[Opening MATERIAL FOR THIS TASK section]

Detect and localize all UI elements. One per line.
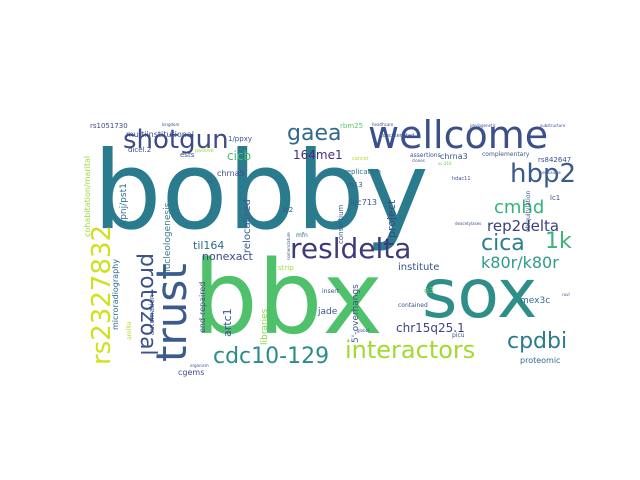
word-1-ppxy: 1/ppxy — [228, 135, 252, 143]
word-hdac11: hdac11 — [452, 176, 471, 182]
word-complementary: complementary — [482, 151, 530, 158]
word-cmhd: cmhd — [494, 197, 544, 218]
word-cgems: cgems — [178, 368, 204, 377]
word-arellla: arellla — [126, 321, 133, 340]
word-picu: picu — [452, 332, 465, 339]
word-proteomic: proteomic — [520, 356, 560, 365]
word-libraries: libraries — [260, 308, 270, 345]
word-rs842647: rs842647 — [538, 156, 571, 164]
word-5-overhangs: 5'-overhangs — [351, 284, 361, 343]
word-automation: automation — [148, 295, 156, 335]
word-kpnj-pst1: kpnj/pst1 — [119, 183, 129, 225]
word-lc1: lc1 — [550, 194, 560, 202]
word-assertions: assertions — [410, 152, 441, 159]
word-clones: clones — [412, 158, 425, 163]
word-m13: m13 — [347, 181, 363, 189]
word-sox: sox — [422, 255, 537, 334]
word-jade: jade — [317, 307, 338, 317]
word-xc-216: xc-216 — [438, 161, 452, 166]
word-ests: ests — [180, 151, 195, 159]
word-rep2delta: rep2delta — [487, 217, 559, 235]
word-hbp2: hbp2 — [510, 159, 576, 189]
word-protozoal: protozoal — [135, 253, 160, 356]
word-cicb: cicb — [227, 149, 251, 163]
word-dicel-2: dicel.2 — [128, 146, 151, 154]
word-shotgun: shotgun — [123, 125, 229, 155]
word-artc1: artc1 — [221, 308, 234, 337]
word-nonexact: nonexact — [202, 250, 254, 263]
word-strip: strip — [278, 264, 294, 272]
word-phylogenetic: phylogenetic — [470, 123, 496, 128]
word-deacetylases: deacetylases — [455, 221, 481, 226]
word-bobby: bobby — [93, 129, 429, 254]
word-passive: passive — [195, 148, 214, 154]
word-replication: replication — [344, 168, 381, 176]
word-nomenclature: nomenclature — [286, 232, 291, 260]
word-rs1051730: rs1051730 — [90, 122, 128, 130]
word-global: global — [357, 328, 369, 333]
word-luc713: luc713 — [350, 198, 377, 207]
word-healthcare: healthcare — [372, 122, 394, 127]
word-chr15q25-1: chr15q25.1 — [396, 321, 465, 335]
word-bbx: bbx — [193, 239, 383, 358]
word-164me1: 164me1 — [293, 148, 343, 162]
word-cdc10-129: cdc10-129 — [213, 344, 329, 369]
word-trust: trust — [147, 263, 196, 362]
word-cpdbi: cpdbi — [507, 329, 567, 354]
word-k80r-k80r: k80r/k80r — [481, 253, 559, 272]
word-cohabitation-marital: cohabitation/marital — [83, 156, 92, 237]
word-cancer: cancer — [352, 156, 370, 162]
word-interactors: interactors — [345, 336, 475, 364]
word-cica: cica — [481, 231, 525, 256]
word-organism: organism — [190, 363, 209, 368]
word-chrna3: chrna3 — [440, 152, 468, 161]
word-multiinstitutional: multiinstitutional — [126, 130, 194, 139]
word-lc2: lc2 — [283, 206, 293, 214]
word-chrna5: chrna5 — [217, 169, 245, 178]
word-ms: ms — [207, 179, 213, 184]
word-mfn: mfn — [296, 232, 308, 239]
word-microradiography: microradiography — [111, 259, 120, 330]
word-rbm25: rbm25 — [340, 122, 363, 130]
word-til164: til164 — [193, 239, 224, 252]
word-gaea: gaea — [287, 121, 341, 146]
word-institute: institute — [398, 262, 439, 273]
word-concatenated: concatenated — [380, 133, 414, 139]
word-mex3c: mex3c — [520, 296, 550, 306]
word-resldelta: resldelta — [290, 232, 411, 265]
word-substructure: substructure — [540, 123, 566, 128]
word-nucleologenesis: nucleologenesis — [163, 202, 173, 275]
word-kingdom: kingdom — [162, 122, 179, 127]
word-relocalised: relocalised — [242, 199, 253, 253]
word-perfusions: perfusions — [540, 170, 561, 175]
word-end-repaired: end-repaired — [198, 282, 207, 333]
word-rs2327832: rs2327832 — [87, 225, 117, 365]
word-insert: insert — [322, 288, 340, 295]
word-e3: e3 — [424, 286, 434, 295]
word-ruvl: ruvl — [562, 292, 570, 297]
word-ubiquitylation: ubiquitylation — [525, 191, 532, 232]
word-consortium: consortium — [337, 204, 345, 244]
word-contained: contained — [398, 302, 428, 309]
word-wellcome: wellcome — [368, 113, 548, 157]
word-project: project — [385, 199, 398, 238]
word-1k: 1k — [545, 229, 572, 254]
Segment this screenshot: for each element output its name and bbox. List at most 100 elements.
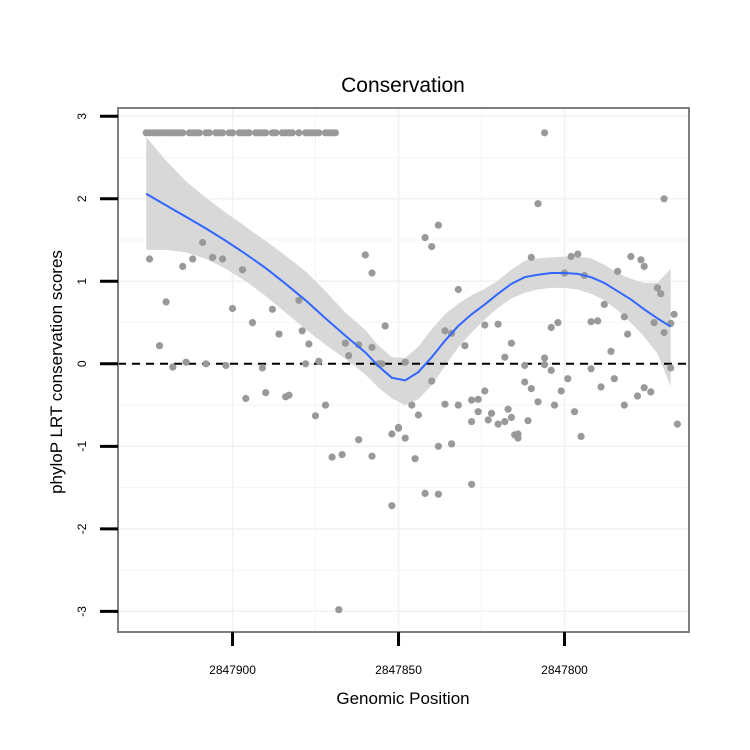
data-point <box>275 330 283 338</box>
data-point <box>388 430 396 438</box>
data-point <box>408 401 416 409</box>
data-point <box>199 238 207 247</box>
data-point <box>311 412 320 420</box>
data-point <box>262 389 270 397</box>
data-point <box>524 417 532 425</box>
data-point <box>594 317 602 325</box>
data-point <box>219 129 227 137</box>
data-point <box>487 409 496 417</box>
data-point <box>414 411 422 419</box>
x-tick-label: 2847850 <box>375 663 422 677</box>
data-point <box>607 347 615 355</box>
data-point <box>454 285 462 294</box>
data-point <box>597 383 605 391</box>
data-point <box>302 360 310 368</box>
data-point <box>202 360 210 368</box>
data-point <box>481 321 489 329</box>
data-point <box>527 385 535 393</box>
data-point <box>245 129 253 137</box>
data-point <box>338 451 346 459</box>
data-point <box>574 250 582 258</box>
data-point <box>248 319 257 327</box>
data-point <box>428 377 436 385</box>
smooth-trend-line <box>145 192 672 382</box>
data-point <box>481 387 489 395</box>
data-point <box>521 361 529 370</box>
data-point <box>179 262 187 270</box>
data-point <box>434 221 442 229</box>
data-point <box>468 418 476 426</box>
data-point <box>501 418 509 426</box>
y-axis-ticks: -3 -2 -1 0 1 2 3 <box>75 113 118 617</box>
data-point <box>155 342 164 350</box>
data-point <box>567 252 575 261</box>
data-point <box>315 129 323 137</box>
data-point <box>610 375 618 383</box>
data-point <box>305 340 313 348</box>
data-point <box>577 432 585 440</box>
data-point <box>335 606 343 614</box>
data-point <box>401 358 409 366</box>
data-point <box>570 408 579 416</box>
data-point <box>421 489 429 497</box>
data-point <box>511 431 519 439</box>
data-point <box>624 330 632 338</box>
data-point <box>368 269 376 277</box>
y-axis-label: phyloP LRT conservation scores <box>47 250 66 494</box>
data-point <box>368 452 376 460</box>
data-point <box>474 408 482 416</box>
data-point <box>541 354 549 362</box>
data-point <box>660 328 668 337</box>
data-point <box>272 129 280 137</box>
data-point <box>441 400 449 408</box>
y-tick-label: -1 <box>75 441 89 452</box>
data-point <box>461 342 469 350</box>
data-point <box>474 395 482 403</box>
x-tick-label: 2847800 <box>541 663 588 677</box>
data-point <box>507 413 515 421</box>
data-point <box>219 255 227 263</box>
data-point <box>620 401 628 409</box>
data-point <box>328 453 336 461</box>
data-point <box>550 401 559 409</box>
data-point <box>378 360 386 368</box>
chart-title: Conservation <box>341 74 465 97</box>
data-point <box>182 358 190 366</box>
data-point <box>660 195 668 203</box>
x-tick-label: 2847900 <box>209 663 256 677</box>
data-point <box>262 129 270 137</box>
data-point <box>504 405 512 413</box>
data-point <box>468 396 476 404</box>
data-point <box>331 129 339 137</box>
data-point <box>534 398 542 406</box>
data-point <box>527 253 535 261</box>
data-point <box>541 129 549 137</box>
data-point <box>179 129 187 137</box>
x-axis-label: Genomic Position <box>336 689 469 708</box>
y-tick-label: 0 <box>75 360 89 367</box>
data-point <box>494 320 502 328</box>
data-point <box>454 401 462 409</box>
data-point <box>195 129 203 137</box>
data-point <box>228 129 237 137</box>
y-tick-label: 1 <box>75 278 89 285</box>
data-point <box>637 256 645 264</box>
data-point <box>258 364 266 372</box>
data-point <box>295 129 303 137</box>
data-point <box>448 440 456 448</box>
data-point <box>547 366 555 374</box>
data-point <box>401 434 409 442</box>
data-point <box>614 267 622 275</box>
data-point <box>541 361 549 369</box>
data-point <box>501 353 509 361</box>
data-point <box>640 262 648 270</box>
data-point <box>298 327 306 335</box>
data-point <box>434 490 442 498</box>
data-point <box>640 384 648 392</box>
data-point <box>321 401 330 409</box>
data-point <box>647 388 655 396</box>
grid-lines <box>118 108 689 632</box>
data-point <box>587 365 595 373</box>
data-point <box>355 436 363 444</box>
data-point <box>434 442 442 450</box>
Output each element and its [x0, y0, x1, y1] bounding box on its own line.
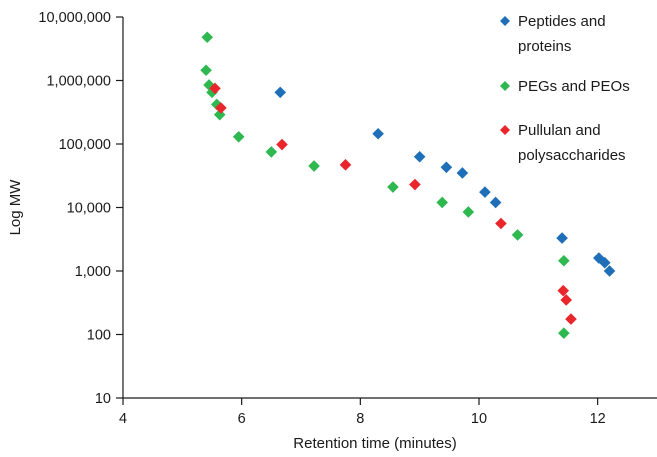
y-tick-label: 100,000: [59, 137, 111, 153]
point-pegs-and-peos: [511, 229, 524, 241]
point-pullulan-and-polysaccharides: [215, 102, 227, 114]
y-tick-label: 100: [87, 328, 111, 344]
axes: [122, 17, 657, 399]
legend-label-pullulan-and-polysaccharides: polysaccharides: [518, 147, 626, 164]
point-pullulan-and-polysaccharides: [560, 294, 573, 306]
point-pegs-and-peos: [213, 108, 226, 121]
y-tick-label: 1,000: [75, 264, 111, 280]
point-peptides-and-proteins: [440, 161, 453, 174]
point-peptides-and-proteins: [413, 150, 426, 163]
y-tick-label: 1,000,000: [46, 74, 111, 90]
point-pegs-and-peos: [558, 254, 570, 267]
y-axis-title: Log MW: [7, 179, 24, 236]
point-pegs-and-peos: [558, 327, 570, 339]
legend: Peptides and proteins PEGs and PEOs Pullula…: [500, 13, 630, 164]
point-peptides-and-proteins: [372, 127, 384, 140]
data-points: [200, 31, 616, 339]
legend-label-peptides-and-proteins: Peptides and: [518, 13, 606, 30]
point-pullulan-and-polysaccharides: [409, 178, 421, 191]
point-pegs-and-peos: [436, 196, 449, 209]
x-tick-label: 4: [119, 411, 127, 427]
point-pullulan-and-polysaccharides: [276, 138, 288, 151]
point-pegs-and-peos: [462, 206, 475, 218]
point-pullulan-and-polysaccharides: [339, 159, 352, 171]
point-peptides-and-proteins: [556, 232, 568, 244]
legend-marker-peptides-and-proteins: [500, 16, 510, 26]
point-peptides-and-proteins: [274, 86, 287, 99]
x-axis-title: Retention time (minutes): [293, 435, 456, 452]
point-peptides-and-proteins: [489, 196, 502, 209]
x-tick-label: 6: [238, 411, 246, 427]
point-pullulan-and-polysaccharides: [209, 82, 221, 95]
point-peptides-and-proteins: [603, 265, 616, 277]
point-pegs-and-peos: [201, 31, 214, 44]
legend-label-pegs-and-peos: PEGs and PEOs: [518, 78, 630, 95]
point-pullulan-and-polysaccharides: [565, 313, 577, 325]
point-peptides-and-proteins: [456, 167, 469, 179]
legend-marker-pullulan-and-polysaccharides: [500, 125, 510, 135]
point-pegs-and-peos: [308, 160, 320, 172]
point-pegs-and-peos: [200, 64, 212, 77]
point-pegs-and-peos: [265, 146, 278, 158]
point-pegs-and-peos: [232, 130, 245, 143]
legend-label-pullulan-and-polysaccharides: Pullulan and: [518, 122, 601, 139]
point-pullulan-and-polysaccharides: [557, 284, 570, 297]
x-ticks: 4 6 8 10 12: [119, 398, 606, 427]
point-pegs-and-peos: [387, 181, 399, 193]
legend-label-peptides-and-proteins: proteins: [518, 38, 571, 55]
legend-marker-pegs-and-peos: [500, 81, 510, 91]
x-tick-label: 8: [356, 411, 364, 427]
y-tick-label: 10,000,000: [38, 10, 111, 26]
x-tick-label: 10: [471, 411, 487, 427]
y-ticks: 10 100 1,000 10,000 100,000 1,000,000 10,000,0…: [38, 10, 123, 407]
y-tick-label: 10,000: [67, 201, 111, 217]
point-pullulan-and-polysaccharides: [495, 217, 507, 230]
x-tick-label: 12: [590, 411, 606, 427]
y-tick-label: 10: [95, 391, 111, 407]
point-peptides-and-proteins: [598, 256, 611, 269]
point-peptides-and-proteins: [479, 186, 491, 198]
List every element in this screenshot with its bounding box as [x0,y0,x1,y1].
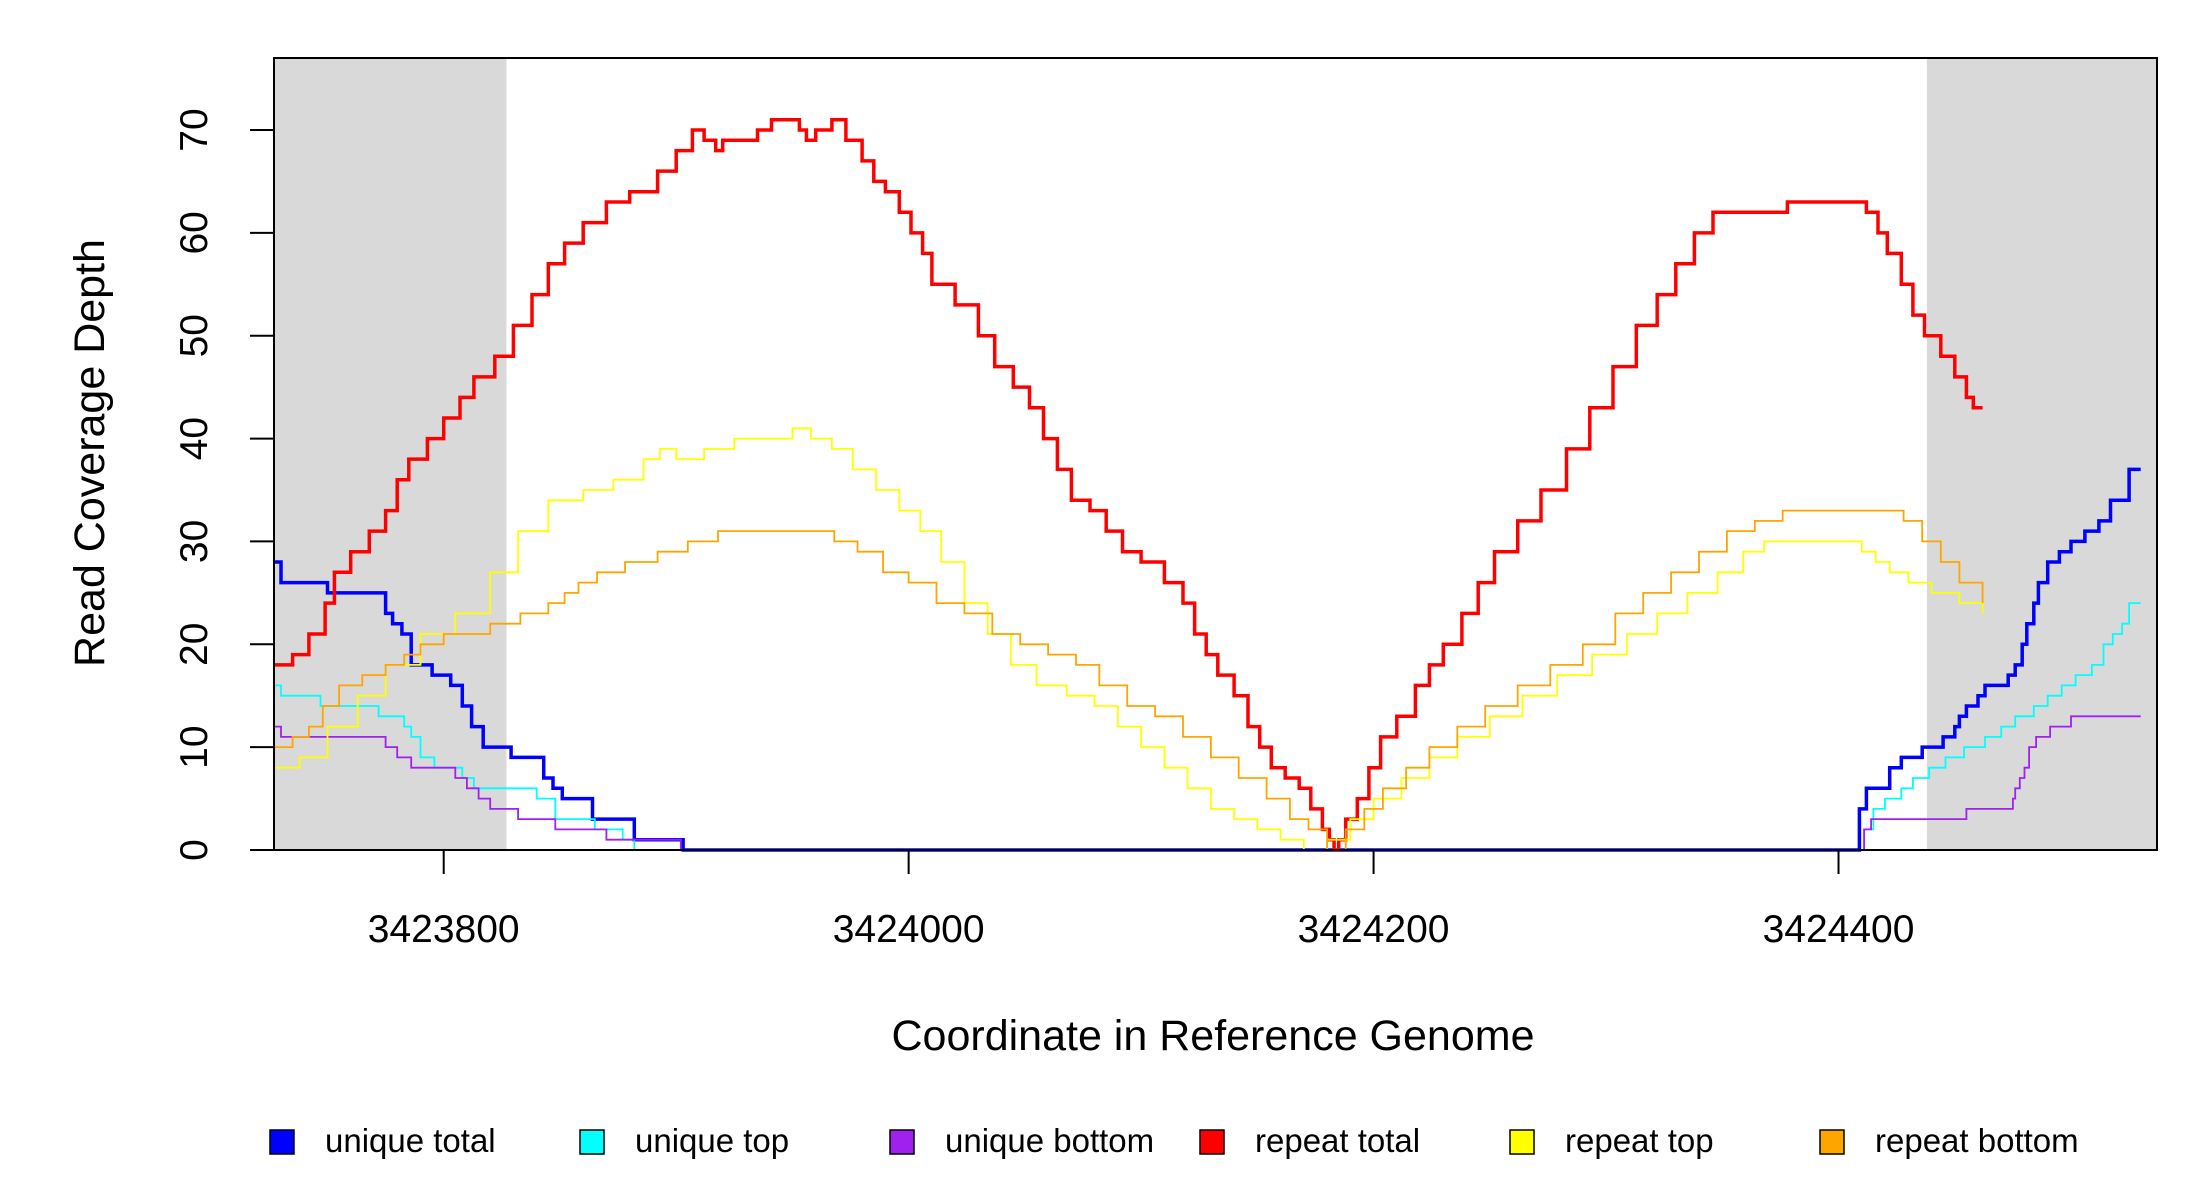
series-unique-total [274,467,2141,852]
y-axis-title: Read Coverage Depth [66,239,114,667]
legend-item-unique-total: unique total [269,1122,496,1159]
legend-swatch [1819,1129,1845,1155]
plot-series [274,117,2141,852]
series-repeat-bottom [274,509,1984,851]
x-tick-label: 3423800 [368,908,520,951]
legend-label: unique bottom [945,1122,1154,1159]
legend-swatch [579,1129,605,1155]
y-axis: 0 10 20 30 40 50 60 70 [173,108,274,861]
x-axis-title: Coordinate in Reference Genome [892,1012,1535,1060]
legend-label: unique total [325,1122,496,1159]
shaded-regions [274,58,2157,850]
shaded-region-2 [1926,58,2157,850]
legend-item-repeat-top: repeat top [1509,1122,1714,1159]
legend: unique total unique top unique bottom repea… [269,1122,2079,1159]
x-tick-label: 3424000 [833,908,985,951]
x-axis: 3423800 3424000 3424200 3424400 [368,850,1915,951]
y-tick-label: 70 [173,108,216,151]
plot-frame [273,57,2158,851]
legend-item-repeat-total: repeat total [1199,1122,1420,1159]
legend-item-unique-bottom: unique bottom [889,1122,1154,1159]
y-tick-label: 60 [173,211,216,254]
series-repeat-total [274,117,1983,852]
y-tick-label: 30 [173,520,216,563]
x-tick-label: 3424200 [1298,908,1450,951]
legend-swatch [1199,1129,1225,1155]
y-tick-label: 20 [173,623,216,666]
series-unique-bottom [274,715,2141,851]
y-tick-label: 10 [173,725,216,768]
legend-label: repeat bottom [1875,1122,2079,1159]
legend-label: repeat top [1565,1122,1714,1159]
legend-label: unique top [635,1122,789,1159]
y-tick-label: 50 [173,314,216,357]
shaded-region-1 [274,58,507,850]
legend-swatch [1509,1129,1535,1155]
y-tick-label: 0 [173,839,216,861]
x-tick-label: 3424400 [1763,908,1915,951]
legend-item-repeat-bottom: repeat bottom [1819,1122,2079,1159]
legend-swatch [269,1129,295,1155]
legend-swatch [889,1129,915,1155]
legend-label: repeat total [1255,1122,1420,1159]
legend-item-unique-top: unique top [579,1122,789,1159]
series-repeat-top [274,427,1984,851]
y-tick-label: 40 [173,417,216,460]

[Closing MATERIAL FOR THIS TASK section]

Which lines above carry the string "plot"? Copy those lines.

REPLY:
plot-series [274,117,2141,852]
plot-frame [273,57,2158,851]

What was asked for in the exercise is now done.